Problem requirements:
Copy out every line containing the word "vitae".

::: Records for processing

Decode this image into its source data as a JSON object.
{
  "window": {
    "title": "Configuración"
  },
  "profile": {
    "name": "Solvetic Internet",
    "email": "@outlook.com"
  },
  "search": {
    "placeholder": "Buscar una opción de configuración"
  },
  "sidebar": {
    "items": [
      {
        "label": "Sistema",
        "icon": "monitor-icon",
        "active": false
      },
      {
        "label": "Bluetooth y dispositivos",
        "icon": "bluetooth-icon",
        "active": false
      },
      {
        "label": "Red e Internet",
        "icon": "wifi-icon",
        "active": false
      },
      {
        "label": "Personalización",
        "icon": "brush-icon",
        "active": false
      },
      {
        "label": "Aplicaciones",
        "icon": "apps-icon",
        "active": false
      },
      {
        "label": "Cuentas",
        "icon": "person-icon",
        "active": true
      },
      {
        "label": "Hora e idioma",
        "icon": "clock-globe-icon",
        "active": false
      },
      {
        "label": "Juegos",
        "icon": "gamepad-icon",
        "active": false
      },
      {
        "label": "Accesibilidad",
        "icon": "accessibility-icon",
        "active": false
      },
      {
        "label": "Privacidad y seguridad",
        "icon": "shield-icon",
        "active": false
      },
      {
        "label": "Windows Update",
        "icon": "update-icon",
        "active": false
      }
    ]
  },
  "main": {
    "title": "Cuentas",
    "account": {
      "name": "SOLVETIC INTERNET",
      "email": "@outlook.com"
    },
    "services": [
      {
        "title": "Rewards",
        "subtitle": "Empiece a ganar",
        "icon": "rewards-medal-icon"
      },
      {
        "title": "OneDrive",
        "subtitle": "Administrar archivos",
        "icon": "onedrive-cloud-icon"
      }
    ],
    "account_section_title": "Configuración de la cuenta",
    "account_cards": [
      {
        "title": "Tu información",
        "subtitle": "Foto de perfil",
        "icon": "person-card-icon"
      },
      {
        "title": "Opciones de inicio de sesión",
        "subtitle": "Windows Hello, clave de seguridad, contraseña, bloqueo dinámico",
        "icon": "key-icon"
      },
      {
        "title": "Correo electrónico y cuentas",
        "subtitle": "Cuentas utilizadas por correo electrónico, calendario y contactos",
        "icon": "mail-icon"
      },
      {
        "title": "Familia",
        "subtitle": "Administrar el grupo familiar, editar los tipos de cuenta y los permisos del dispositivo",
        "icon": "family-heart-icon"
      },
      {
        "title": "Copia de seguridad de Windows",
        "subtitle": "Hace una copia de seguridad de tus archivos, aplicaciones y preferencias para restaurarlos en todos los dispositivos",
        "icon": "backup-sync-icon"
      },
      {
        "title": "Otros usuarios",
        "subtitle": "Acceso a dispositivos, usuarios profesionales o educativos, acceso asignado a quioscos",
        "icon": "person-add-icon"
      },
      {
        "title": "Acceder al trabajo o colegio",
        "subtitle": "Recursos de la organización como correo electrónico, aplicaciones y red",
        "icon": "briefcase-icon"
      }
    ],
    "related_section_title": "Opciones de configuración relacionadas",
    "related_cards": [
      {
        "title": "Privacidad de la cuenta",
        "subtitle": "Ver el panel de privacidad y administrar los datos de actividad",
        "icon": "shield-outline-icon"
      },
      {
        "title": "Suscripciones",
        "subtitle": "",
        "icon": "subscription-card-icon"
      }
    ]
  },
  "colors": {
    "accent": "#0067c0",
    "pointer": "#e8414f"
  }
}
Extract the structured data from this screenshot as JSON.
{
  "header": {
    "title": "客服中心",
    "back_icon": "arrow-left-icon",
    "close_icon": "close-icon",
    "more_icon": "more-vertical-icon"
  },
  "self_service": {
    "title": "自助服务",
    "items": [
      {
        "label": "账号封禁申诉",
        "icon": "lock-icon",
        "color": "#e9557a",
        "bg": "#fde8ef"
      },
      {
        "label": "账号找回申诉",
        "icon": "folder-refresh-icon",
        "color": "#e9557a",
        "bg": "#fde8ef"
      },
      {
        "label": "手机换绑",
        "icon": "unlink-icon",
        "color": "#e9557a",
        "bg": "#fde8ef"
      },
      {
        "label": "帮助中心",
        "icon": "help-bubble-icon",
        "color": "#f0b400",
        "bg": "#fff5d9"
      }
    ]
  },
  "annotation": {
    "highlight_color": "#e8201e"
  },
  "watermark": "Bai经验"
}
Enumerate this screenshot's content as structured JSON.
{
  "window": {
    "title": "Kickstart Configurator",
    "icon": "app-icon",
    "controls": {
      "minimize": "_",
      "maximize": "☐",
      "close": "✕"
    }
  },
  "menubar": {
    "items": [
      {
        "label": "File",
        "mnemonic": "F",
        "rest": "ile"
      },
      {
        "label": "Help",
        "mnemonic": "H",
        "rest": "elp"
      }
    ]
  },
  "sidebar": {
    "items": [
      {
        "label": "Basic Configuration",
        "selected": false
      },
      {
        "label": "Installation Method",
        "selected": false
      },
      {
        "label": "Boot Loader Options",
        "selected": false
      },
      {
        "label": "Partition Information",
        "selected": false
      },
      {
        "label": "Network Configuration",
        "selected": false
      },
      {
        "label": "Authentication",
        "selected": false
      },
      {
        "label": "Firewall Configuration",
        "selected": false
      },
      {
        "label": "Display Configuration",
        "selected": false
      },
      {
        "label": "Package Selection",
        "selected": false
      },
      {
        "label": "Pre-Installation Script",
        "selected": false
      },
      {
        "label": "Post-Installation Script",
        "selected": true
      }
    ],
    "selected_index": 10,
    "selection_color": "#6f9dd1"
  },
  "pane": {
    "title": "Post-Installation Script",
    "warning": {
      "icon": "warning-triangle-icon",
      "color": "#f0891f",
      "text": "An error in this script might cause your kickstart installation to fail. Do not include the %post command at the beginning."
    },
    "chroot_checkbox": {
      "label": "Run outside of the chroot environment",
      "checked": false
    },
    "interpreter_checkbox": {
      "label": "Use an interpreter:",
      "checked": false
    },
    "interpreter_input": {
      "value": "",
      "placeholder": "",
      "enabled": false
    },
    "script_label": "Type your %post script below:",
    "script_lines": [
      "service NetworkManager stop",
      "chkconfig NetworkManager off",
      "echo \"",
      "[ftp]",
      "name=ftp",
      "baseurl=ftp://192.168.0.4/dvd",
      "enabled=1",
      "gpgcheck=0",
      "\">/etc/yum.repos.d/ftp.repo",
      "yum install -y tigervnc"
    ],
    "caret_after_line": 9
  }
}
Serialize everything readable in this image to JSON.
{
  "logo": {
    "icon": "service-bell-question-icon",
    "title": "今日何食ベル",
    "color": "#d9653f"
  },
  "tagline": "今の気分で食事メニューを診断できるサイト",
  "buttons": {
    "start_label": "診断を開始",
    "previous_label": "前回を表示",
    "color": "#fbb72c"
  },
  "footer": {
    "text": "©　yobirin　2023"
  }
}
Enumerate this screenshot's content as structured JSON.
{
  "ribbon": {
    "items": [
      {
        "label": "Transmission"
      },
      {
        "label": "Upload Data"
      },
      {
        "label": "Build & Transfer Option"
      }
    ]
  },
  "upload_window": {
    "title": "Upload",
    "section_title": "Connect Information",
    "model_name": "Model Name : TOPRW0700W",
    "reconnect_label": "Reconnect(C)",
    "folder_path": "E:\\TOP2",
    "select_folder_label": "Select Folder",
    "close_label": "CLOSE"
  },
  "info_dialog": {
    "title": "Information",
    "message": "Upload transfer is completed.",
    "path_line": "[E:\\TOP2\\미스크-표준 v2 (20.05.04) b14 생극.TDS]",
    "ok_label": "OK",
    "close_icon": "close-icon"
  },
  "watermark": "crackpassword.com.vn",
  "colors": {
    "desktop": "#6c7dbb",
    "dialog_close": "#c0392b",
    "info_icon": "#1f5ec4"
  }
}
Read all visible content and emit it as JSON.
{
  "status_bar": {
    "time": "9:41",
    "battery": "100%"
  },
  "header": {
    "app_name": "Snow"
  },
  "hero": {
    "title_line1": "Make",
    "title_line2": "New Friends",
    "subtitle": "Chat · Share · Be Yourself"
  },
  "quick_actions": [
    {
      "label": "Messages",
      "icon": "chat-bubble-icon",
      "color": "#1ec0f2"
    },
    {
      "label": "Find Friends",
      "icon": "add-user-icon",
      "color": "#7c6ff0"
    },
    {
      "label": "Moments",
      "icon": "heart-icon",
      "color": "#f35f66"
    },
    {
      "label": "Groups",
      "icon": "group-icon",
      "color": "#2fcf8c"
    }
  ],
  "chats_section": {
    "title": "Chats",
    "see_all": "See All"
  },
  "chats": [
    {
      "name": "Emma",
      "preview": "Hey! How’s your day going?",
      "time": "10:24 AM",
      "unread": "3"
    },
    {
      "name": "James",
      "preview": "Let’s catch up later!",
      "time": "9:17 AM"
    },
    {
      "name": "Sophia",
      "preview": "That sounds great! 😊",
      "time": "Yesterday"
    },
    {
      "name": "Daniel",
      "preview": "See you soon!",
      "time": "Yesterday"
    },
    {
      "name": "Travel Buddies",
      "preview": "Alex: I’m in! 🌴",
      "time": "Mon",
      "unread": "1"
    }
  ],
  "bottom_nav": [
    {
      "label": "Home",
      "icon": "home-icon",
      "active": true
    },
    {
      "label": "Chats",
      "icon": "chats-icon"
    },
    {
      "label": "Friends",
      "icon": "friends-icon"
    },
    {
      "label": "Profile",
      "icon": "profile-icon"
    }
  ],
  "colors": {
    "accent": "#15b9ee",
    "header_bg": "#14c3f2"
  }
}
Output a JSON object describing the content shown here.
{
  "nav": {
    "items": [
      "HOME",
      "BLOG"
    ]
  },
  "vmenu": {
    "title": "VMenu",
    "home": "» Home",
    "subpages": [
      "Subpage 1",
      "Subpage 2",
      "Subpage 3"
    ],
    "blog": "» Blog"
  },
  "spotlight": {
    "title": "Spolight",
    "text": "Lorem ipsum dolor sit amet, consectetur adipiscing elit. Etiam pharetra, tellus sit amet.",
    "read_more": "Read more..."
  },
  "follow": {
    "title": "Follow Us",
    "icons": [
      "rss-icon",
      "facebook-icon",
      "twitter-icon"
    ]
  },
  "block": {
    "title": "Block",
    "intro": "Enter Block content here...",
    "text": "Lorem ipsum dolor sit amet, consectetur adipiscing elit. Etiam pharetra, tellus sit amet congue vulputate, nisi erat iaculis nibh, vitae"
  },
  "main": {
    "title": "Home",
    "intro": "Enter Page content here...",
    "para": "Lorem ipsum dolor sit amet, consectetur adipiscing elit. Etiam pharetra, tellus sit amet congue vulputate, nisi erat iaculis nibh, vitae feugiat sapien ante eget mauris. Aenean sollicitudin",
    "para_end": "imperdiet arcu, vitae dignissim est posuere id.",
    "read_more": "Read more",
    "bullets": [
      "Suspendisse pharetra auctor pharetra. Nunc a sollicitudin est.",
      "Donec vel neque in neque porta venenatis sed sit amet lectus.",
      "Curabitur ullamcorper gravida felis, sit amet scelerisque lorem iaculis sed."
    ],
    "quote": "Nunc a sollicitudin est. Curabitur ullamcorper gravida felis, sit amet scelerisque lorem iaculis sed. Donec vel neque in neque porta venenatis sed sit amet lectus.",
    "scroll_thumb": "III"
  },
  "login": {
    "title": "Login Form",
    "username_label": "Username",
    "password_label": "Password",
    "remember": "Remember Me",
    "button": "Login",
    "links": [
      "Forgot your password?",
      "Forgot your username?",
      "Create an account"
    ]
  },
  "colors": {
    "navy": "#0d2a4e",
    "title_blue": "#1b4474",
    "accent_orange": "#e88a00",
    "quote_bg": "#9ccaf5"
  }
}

::::::

The answer:
    "text": "Lorem ipsum dolor sit amet, consectetur adipiscing elit. Etiam pharetra, tellus sit amet congue vulputate, nisi erat iaculis nibh, vitae"
    "para": "Lorem ipsum dolor sit amet, consectetur adipiscing elit. Etiam pharetra, tellus sit amet congue vulputate, nisi erat iaculis nibh, vitae feugiat sapien ante eget mauris. Aenean sollicitudin",
    "para_end": "imperdiet arcu, vitae dignissim est posuere id.",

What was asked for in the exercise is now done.